§ **Work to do**: Quote the listing below in full and exactly as written, but omit every picture.
--------------------
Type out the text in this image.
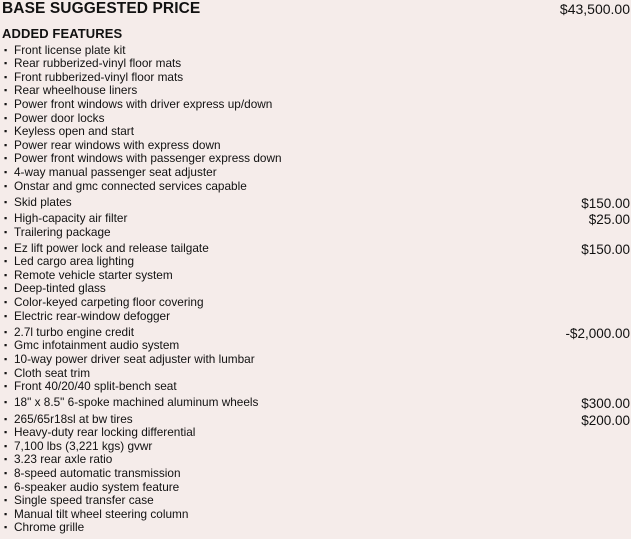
BASE SUGGESTED PRICE	$43,500.00
ADDED FEATURES
▪ Front license plate kit
▪ Rear rubberized-vinyl floor mats
▪ Front rubberized-vinyl floor mats
▪ Rear wheelhouse liners
▪ Power front windows with driver express up/down
▪ Power door locks
▪ Keyless open and start
▪ Power rear windows with express down
▪ Power front windows with passenger express down
▪ 4-way manual passenger seat adjuster
▪ Onstar and gmc connected services capable
▪ Skid plates	$150.00
▪ High-capacity air filter	$25.00
▪ Trailering package
▪ Ez lift power lock and release tailgate	$150.00
▪ Led cargo area lighting
▪ Remote vehicle starter system
▪ Deep-tinted glass
▪ Color-keyed carpeting floor covering
▪ Electric rear-window defogger
▪ 2.7l turbo engine credit	-$2,000.00
▪ Gmc infotainment audio system
▪ 10-way power driver seat adjuster with lumbar
▪ Cloth seat trim
▪ Front 40/20/40 split-bench seat
▪ 18" x 8.5" 6-spoke machined aluminum wheels	$300.00
▪ 265/65r18sl at bw tires	$200.00
▪ Heavy-duty rear locking differential
▪ 7,100 lbs (3,221 kgs) gvwr
▪ 3.23 rear axle ratio
▪ 8-speed automatic transmission
▪ 6-speaker audio system feature
▪ Single speed transfer case
▪ Manual tilt wheel steering column
▪ Chrome grille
--------------------
§ **Exercise solution**:
Type out the text in this image.
BASE SUGGESTED PRICE	$43,500.00
ADDED FEATURES
▪ Front license plate kit
▪ Rear rubberized-vinyl floor mats
▪ Front rubberized-vinyl floor mats
▪ Rear wheelhouse liners
▪ Power front windows with driver express up/down
▪ Power door locks
▪ Keyless open and start
▪ Power rear windows with express down
▪ Power front windows with passenger express down
▪ 4-way manual passenger seat adjuster
▪ Onstar and gmc connected services capable
▪ Skid plates	$150.00
▪ High-capacity air filter	$25.00
▪ Trailering package
▪ Ez lift power lock and release tailgate	$150.00
▪ Led cargo area lighting
▪ Remote vehicle starter system
▪ Deep-tinted glass
▪ Color-keyed carpeting floor covering
▪ Electric rear-window defogger
▪ 2.7l turbo engine credit	-$2,000.00
▪ Gmc infotainment audio system
▪ 10-way power driver seat adjuster with lumbar
▪ Cloth seat trim
▪ Front 40/20/40 split-bench seat
▪ 18" x 8.5" 6-spoke machined aluminum wheels	$300.00
▪ 265/65r18sl at bw tires	$200.00
▪ Heavy-duty rear locking differential
▪ 7,100 lbs (3,221 kgs) gvwr
▪ 3.23 rear axle ratio
▪ 8-speed automatic transmission
▪ 6-speaker audio system feature
▪ Single speed transfer case
▪ Manual tilt wheel steering column
▪ Chrome grille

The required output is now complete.